[Records from a collection of figures]
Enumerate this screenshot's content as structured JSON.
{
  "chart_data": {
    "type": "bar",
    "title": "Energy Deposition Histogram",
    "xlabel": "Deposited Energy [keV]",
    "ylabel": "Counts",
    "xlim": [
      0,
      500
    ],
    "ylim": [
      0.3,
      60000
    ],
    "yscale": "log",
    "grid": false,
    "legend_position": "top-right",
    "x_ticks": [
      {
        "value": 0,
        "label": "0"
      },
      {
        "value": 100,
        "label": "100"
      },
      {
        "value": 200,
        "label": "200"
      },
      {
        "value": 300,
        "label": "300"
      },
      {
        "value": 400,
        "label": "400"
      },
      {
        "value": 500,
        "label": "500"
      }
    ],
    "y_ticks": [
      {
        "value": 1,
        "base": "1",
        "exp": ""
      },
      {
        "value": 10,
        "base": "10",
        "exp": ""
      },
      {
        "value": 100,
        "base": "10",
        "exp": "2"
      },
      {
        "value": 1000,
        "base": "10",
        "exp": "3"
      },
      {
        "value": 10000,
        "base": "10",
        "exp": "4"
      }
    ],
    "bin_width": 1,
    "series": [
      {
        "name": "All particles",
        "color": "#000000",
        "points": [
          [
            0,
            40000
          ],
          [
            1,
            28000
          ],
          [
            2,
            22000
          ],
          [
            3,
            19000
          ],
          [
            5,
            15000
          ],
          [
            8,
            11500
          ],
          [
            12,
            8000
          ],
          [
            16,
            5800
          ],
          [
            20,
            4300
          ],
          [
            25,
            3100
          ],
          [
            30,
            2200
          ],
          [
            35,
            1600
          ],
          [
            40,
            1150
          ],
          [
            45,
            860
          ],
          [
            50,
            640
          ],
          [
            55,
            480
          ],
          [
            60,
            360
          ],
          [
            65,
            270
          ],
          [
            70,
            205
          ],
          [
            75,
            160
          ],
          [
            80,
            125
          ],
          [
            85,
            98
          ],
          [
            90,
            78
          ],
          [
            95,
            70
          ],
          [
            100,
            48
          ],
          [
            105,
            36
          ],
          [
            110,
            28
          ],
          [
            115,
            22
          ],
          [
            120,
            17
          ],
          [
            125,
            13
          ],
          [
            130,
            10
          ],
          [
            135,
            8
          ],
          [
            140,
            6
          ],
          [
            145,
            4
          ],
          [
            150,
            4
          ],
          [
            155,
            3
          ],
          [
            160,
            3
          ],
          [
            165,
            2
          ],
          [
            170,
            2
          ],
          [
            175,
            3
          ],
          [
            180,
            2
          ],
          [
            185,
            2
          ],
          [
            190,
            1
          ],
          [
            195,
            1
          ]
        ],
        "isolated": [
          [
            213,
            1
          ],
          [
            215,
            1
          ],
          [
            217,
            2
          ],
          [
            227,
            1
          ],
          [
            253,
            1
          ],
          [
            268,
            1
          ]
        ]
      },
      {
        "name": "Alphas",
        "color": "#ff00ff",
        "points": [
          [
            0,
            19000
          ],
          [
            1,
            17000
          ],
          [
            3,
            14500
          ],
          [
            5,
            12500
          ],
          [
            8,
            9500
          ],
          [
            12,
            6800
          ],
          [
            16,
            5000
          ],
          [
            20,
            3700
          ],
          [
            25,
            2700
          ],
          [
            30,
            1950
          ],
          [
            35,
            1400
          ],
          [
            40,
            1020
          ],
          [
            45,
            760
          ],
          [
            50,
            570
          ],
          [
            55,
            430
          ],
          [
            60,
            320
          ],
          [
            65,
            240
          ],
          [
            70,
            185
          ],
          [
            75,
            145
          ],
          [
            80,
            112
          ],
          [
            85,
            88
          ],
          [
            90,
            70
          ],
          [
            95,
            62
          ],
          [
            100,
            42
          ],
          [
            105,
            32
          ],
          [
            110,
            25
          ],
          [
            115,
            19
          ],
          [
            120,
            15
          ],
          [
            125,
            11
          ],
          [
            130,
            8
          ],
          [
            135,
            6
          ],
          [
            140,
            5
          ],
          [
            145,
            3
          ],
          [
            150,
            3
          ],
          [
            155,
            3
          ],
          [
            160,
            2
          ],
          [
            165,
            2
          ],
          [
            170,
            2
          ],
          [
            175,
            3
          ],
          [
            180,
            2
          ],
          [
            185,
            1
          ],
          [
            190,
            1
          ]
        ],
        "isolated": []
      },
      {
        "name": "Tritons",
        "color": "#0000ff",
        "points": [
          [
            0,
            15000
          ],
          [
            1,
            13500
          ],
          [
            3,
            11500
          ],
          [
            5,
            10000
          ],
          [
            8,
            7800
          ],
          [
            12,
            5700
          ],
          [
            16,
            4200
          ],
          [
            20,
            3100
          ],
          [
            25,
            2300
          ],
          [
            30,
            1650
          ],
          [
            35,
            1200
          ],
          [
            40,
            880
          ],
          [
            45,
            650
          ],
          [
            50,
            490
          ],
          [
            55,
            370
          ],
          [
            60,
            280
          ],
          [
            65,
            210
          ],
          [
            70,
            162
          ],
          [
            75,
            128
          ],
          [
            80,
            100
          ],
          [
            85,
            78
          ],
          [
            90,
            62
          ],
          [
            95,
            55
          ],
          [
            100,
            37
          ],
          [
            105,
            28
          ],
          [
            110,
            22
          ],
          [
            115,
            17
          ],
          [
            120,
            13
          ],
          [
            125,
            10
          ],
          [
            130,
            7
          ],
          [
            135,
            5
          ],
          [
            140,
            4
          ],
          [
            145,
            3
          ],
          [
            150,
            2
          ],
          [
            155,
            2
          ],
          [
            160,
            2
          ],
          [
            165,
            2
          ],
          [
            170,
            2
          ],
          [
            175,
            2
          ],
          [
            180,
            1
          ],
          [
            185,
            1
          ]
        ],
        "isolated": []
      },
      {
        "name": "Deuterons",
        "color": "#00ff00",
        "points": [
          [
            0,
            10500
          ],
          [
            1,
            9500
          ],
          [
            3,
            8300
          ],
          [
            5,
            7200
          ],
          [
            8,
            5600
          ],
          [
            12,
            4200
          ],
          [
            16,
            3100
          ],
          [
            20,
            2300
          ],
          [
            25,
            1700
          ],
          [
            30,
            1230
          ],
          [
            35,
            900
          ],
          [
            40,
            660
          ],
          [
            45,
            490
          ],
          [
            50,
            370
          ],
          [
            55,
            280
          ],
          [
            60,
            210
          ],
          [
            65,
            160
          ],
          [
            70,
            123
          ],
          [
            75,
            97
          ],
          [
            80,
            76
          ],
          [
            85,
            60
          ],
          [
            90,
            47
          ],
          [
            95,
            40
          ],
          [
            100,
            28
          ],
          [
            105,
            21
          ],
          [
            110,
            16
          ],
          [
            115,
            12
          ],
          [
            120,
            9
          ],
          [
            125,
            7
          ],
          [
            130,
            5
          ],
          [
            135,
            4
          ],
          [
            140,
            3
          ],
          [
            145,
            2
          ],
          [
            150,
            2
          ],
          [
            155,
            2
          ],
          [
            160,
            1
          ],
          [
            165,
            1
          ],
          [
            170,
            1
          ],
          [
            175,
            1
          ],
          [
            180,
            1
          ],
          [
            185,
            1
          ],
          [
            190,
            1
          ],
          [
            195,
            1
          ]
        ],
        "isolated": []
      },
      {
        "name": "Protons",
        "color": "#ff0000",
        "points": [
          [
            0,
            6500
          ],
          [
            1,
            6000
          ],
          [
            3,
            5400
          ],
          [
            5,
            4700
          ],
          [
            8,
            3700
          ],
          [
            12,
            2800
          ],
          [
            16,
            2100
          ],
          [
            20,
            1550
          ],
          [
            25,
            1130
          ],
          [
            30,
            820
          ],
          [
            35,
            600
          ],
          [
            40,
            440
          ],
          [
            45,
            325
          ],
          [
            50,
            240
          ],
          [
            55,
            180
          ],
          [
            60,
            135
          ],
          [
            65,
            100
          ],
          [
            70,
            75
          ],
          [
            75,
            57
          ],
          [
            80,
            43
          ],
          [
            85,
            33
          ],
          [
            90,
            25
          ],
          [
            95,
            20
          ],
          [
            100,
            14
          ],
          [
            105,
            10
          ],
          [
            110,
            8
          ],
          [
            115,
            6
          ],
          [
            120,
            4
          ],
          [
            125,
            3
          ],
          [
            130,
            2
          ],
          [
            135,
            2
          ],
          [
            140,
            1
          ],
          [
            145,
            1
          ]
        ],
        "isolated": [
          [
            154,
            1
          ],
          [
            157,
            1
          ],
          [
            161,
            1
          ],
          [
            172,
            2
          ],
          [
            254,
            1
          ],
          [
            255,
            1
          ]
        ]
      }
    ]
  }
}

What is expected:
Count each line of the entries that holds the word "value", then state the total and nothing more.

Response for this exercise:
11